## What is asked
Tally how many lines hold the string "screenshot". Your reply should be that number alone.

== Material supplied ==

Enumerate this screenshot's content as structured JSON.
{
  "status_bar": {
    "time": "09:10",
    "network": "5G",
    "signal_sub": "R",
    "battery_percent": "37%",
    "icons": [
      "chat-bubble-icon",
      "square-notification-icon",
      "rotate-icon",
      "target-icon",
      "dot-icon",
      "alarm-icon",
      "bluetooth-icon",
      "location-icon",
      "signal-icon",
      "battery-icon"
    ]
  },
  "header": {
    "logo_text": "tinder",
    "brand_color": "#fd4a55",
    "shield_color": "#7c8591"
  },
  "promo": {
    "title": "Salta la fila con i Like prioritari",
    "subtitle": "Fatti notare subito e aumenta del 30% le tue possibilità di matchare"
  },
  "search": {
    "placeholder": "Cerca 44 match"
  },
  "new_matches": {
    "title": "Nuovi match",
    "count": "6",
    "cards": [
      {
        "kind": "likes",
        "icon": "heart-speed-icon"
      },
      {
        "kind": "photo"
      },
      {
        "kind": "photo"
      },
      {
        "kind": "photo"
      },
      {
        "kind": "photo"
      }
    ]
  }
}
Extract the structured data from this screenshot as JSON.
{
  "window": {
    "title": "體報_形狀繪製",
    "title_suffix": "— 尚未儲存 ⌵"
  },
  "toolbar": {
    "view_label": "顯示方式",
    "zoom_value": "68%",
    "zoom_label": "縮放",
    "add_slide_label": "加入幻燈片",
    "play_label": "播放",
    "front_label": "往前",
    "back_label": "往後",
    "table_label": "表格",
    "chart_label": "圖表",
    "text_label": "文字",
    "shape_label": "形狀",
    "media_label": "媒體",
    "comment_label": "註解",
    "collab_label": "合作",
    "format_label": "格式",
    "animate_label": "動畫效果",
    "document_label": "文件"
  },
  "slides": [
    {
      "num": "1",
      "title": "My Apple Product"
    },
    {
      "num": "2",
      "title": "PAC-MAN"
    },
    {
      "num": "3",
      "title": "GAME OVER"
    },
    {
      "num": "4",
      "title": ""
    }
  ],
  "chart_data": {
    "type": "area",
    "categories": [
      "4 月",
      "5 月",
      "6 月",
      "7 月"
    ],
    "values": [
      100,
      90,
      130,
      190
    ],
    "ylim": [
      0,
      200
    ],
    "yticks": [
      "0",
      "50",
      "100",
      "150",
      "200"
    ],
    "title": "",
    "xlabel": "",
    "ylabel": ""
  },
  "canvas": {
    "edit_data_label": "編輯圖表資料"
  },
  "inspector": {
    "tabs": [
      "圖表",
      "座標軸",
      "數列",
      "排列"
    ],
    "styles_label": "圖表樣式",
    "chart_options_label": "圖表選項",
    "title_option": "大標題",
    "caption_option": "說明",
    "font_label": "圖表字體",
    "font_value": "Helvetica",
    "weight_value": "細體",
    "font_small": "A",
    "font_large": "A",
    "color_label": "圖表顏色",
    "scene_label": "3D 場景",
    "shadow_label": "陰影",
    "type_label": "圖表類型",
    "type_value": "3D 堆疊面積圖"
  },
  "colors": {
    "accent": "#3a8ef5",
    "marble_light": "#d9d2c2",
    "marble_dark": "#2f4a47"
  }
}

===

## Answer to the task
2